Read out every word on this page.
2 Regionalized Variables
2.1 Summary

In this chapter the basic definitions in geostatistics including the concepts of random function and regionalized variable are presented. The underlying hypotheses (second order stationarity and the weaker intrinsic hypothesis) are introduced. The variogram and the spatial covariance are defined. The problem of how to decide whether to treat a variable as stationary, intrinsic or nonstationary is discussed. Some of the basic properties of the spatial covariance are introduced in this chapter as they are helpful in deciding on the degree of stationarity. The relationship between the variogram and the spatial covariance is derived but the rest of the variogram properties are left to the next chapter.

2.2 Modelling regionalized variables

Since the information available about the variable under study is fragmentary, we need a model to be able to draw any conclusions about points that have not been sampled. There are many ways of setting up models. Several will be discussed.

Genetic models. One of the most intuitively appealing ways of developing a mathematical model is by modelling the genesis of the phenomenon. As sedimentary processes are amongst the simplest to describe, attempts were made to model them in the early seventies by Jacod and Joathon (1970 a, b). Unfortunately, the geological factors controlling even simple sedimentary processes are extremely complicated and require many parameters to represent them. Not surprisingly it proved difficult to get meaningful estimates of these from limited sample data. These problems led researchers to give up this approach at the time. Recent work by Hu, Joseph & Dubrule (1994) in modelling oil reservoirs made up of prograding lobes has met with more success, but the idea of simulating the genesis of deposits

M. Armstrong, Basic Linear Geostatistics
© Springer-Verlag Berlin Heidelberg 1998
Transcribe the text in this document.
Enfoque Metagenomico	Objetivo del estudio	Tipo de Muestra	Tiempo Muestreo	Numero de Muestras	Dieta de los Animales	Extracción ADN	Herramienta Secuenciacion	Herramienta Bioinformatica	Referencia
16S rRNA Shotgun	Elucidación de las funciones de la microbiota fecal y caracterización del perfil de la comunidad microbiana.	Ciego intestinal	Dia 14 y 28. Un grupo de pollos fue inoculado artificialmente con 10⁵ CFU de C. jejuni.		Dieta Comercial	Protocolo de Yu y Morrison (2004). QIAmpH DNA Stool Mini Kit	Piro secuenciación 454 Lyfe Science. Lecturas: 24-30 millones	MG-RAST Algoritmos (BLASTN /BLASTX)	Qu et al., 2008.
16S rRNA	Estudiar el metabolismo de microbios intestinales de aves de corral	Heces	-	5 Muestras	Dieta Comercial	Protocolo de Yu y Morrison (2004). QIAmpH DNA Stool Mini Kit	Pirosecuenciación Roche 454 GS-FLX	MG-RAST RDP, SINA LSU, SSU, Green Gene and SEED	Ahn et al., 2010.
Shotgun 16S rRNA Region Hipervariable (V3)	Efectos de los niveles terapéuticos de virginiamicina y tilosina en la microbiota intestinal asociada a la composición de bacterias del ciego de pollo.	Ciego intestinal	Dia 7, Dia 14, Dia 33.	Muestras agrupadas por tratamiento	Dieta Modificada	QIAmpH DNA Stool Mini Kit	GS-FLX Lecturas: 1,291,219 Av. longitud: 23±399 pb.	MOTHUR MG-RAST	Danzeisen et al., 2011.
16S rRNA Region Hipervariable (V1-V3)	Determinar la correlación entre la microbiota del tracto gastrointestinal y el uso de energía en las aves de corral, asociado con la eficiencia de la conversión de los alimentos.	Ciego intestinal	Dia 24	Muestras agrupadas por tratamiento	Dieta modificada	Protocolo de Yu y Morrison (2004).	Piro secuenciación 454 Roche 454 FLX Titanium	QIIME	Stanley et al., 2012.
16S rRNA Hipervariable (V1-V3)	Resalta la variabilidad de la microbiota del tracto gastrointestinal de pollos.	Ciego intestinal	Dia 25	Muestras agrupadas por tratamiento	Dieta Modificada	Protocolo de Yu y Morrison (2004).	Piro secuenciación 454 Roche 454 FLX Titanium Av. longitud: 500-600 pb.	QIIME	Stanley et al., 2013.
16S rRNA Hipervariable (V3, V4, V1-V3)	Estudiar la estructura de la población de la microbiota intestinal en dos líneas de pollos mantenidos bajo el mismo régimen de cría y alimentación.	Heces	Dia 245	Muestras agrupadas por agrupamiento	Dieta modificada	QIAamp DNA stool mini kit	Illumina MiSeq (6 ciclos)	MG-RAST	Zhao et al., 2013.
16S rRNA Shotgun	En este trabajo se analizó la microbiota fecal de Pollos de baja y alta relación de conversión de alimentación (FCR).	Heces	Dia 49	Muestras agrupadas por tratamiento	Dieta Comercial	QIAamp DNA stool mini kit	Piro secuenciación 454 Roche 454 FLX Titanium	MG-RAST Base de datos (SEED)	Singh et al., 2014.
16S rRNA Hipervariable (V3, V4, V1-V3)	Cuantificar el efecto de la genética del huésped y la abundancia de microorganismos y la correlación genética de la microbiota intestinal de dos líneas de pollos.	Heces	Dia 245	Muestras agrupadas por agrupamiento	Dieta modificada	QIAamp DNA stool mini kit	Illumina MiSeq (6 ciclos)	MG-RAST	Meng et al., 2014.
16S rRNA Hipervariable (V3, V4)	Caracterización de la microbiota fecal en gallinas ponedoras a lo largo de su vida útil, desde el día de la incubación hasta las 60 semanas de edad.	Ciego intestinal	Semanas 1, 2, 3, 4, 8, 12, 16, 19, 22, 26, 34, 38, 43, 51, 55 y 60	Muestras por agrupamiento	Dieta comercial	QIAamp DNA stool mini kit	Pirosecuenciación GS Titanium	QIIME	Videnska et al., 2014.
_ _ _ _ _ _ _
> **Task objective**
Return every record above exactly as it appears.

> **Answer box**
Read out every word on this page.
2 Regionalized Variables
2.1 Summary

In this chapter the basic definitions in geostatistics including the concepts of random function and regionalized variable are presented. The underlying hypotheses (second order stationarity and the weaker intrinsic hypothesis) are introduced. The variogram and the spatial covariance are defined. The problem of how to decide whether to treat a variable as stationary, intrinsic or nonstationary is discussed. Some of the basic properties of the spatial covariance are introduced in this chapter as they are helpful in deciding on the degree of stationarity. The relationship between the variogram and the spatial covariance is derived but the rest of the variogram properties are left to the next chapter.

2.2 Modelling regionalized variables

Since the information available about the variable under study is fragmentary, we need a model to be able to draw any conclusions about points that have not been sampled. There are many ways of setting up models. Several will be discussed.

Genetic models. One of the most intuitively appealing ways of developing a mathematical model is by modelling the genesis of the phenomenon. As sedimentary processes are amongst the simplest to describe, attempts were made to model them in the early seventies by Jacod and Joathon (1970 a, b). Unfortunately, the geological factors controlling even simple sedimentary processes are extremely complicated and require many parameters to represent them. Not surprisingly it proved difficult to get meaningful estimates of these from limited sample data. These problems led researchers to give up this approach at the time. Recent work by Hu, Joseph & Dubrule (1994) in modelling oil reservoirs made up of prograding lobes has met with more success, but the idea of simulating the genesis of deposits

M. Armstrong, Basic Linear Geostatistics
© Springer-Verlag Berlin Heidelberg 1998
Transcribe the text in this document.
Enfoque Metagenomico	Objetivo del estudio	Tipo de Muestra	Tiempo Muestreo	Numero de Muestras	Dieta de los Animales	Extracción ADN	Herramienta Secuenciacion	Herramienta Bioinformatica	Referencia
16S rRNA Shotgun	Elucidación de las funciones de la microbiota fecal y caracterización del perfil de la comunidad microbiana.	Ciego intestinal	Dia 14 y 28. Un grupo de pollos fue inoculado artificialmente con 10⁵ CFU de C. jejuni.		Dieta Comercial	Protocolo de Yu y Morrison (2004). QIAmpH DNA Stool Mini Kit	Piro secuenciación 454 Lyfe Science. Lecturas: 24-30 millones	MG-RAST Algoritmos (BLASTN /BLASTX)	Qu et al., 2008.
16S rRNA	Estudiar el metabolismo de microbios intestinales de aves de corral	Heces	-	5 Muestras	Dieta Comercial	Protocolo de Yu y Morrison (2004). QIAmpH DNA Stool Mini Kit	Pirosecuenciación Roche 454 GS-FLX	MG-RAST RDP, SINA LSU, SSU, Green Gene and SEED	Ahn et al., 2010.
Shotgun 16S rRNA Region Hipervariable (V3)	Efectos de los niveles terapéuticos de virginiamicina y tilosina en la microbiota intestinal asociada a la composición de bacterias del ciego de pollo.	Ciego intestinal	Dia 7, Dia 14, Dia 33.	Muestras agrupadas por tratamiento	Dieta Modificada	QIAmpH DNA Stool Mini Kit	GS-FLX Lecturas: 1,291,219 Av. longitud: 23±399 pb.	MOTHUR MG-RAST	Danzeisen et al., 2011.
16S rRNA Region Hipervariable (V1-V3)	Determinar la correlación entre la microbiota del tracto gastrointestinal y el uso de energía en las aves de corral, asociado con la eficiencia de la conversión de los alimentos.	Ciego intestinal	Dia 24	Muestras agrupadas por tratamiento	Dieta modificada	Protocolo de Yu y Morrison (2004).	Piro secuenciación 454 Roche 454 FLX Titanium	QIIME	Stanley et al., 2012.
16S rRNA Hipervariable (V1-V3)	Resalta la variabilidad de la microbiota del tracto gastrointestinal de pollos.	Ciego intestinal	Dia 25	Muestras agrupadas por tratamiento	Dieta Modificada	Protocolo de Yu y Morrison (2004).	Piro secuenciación 454 Roche 454 FLX Titanium Av. longitud: 500-600 pb.	QIIME	Stanley et al., 2013.
16S rRNA Hipervariable (V3, V4, V1-V3)	Estudiar la estructura de la población de la microbiota intestinal en dos líneas de pollos mantenidos bajo el mismo régimen de cría y alimentación.	Heces	Dia 245	Muestras agrupadas por agrupamiento	Dieta modificada	QIAamp DNA stool mini kit	Illumina MiSeq (6 ciclos)	MG-RAST	Zhao et al., 2013.
16S rRNA Shotgun	En este trabajo se analizó la microbiota fecal de Pollos de baja y alta relación de conversión de alimentación (FCR).	Heces	Dia 49	Muestras agrupadas por tratamiento	Dieta Comercial	QIAamp DNA stool mini kit	Piro secuenciación 454 Roche 454 FLX Titanium	MG-RAST Base de datos (SEED)	Singh et al., 2014.
16S rRNA Hipervariable (V3, V4, V1-V3)	Cuantificar el efecto de la genética del huésped y la abundancia de microorganismos y la correlación genética de la microbiota intestinal de dos líneas de pollos.	Heces	Dia 245	Muestras agrupadas por agrupamiento	Dieta modificada	QIAamp DNA stool mini kit	Illumina MiSeq (6 ciclos)	MG-RAST	Meng et al., 2014.
16S rRNA Hipervariable (V3, V4)	Caracterización de la microbiota fecal en gallinas ponedoras a lo largo de su vida útil, desde el día de la incubación hasta las 60 semanas de edad.	Ciego intestinal	Semanas 1, 2, 3, 4, 8, 12, 16, 19, 22, 26, 34, 38, 43, 51, 55 y 60	Muestras por agrupamiento	Dieta comercial	QIAamp DNA stool mini kit	Pirosecuenciación GS Titanium	QIIME	Videnska et al., 2014.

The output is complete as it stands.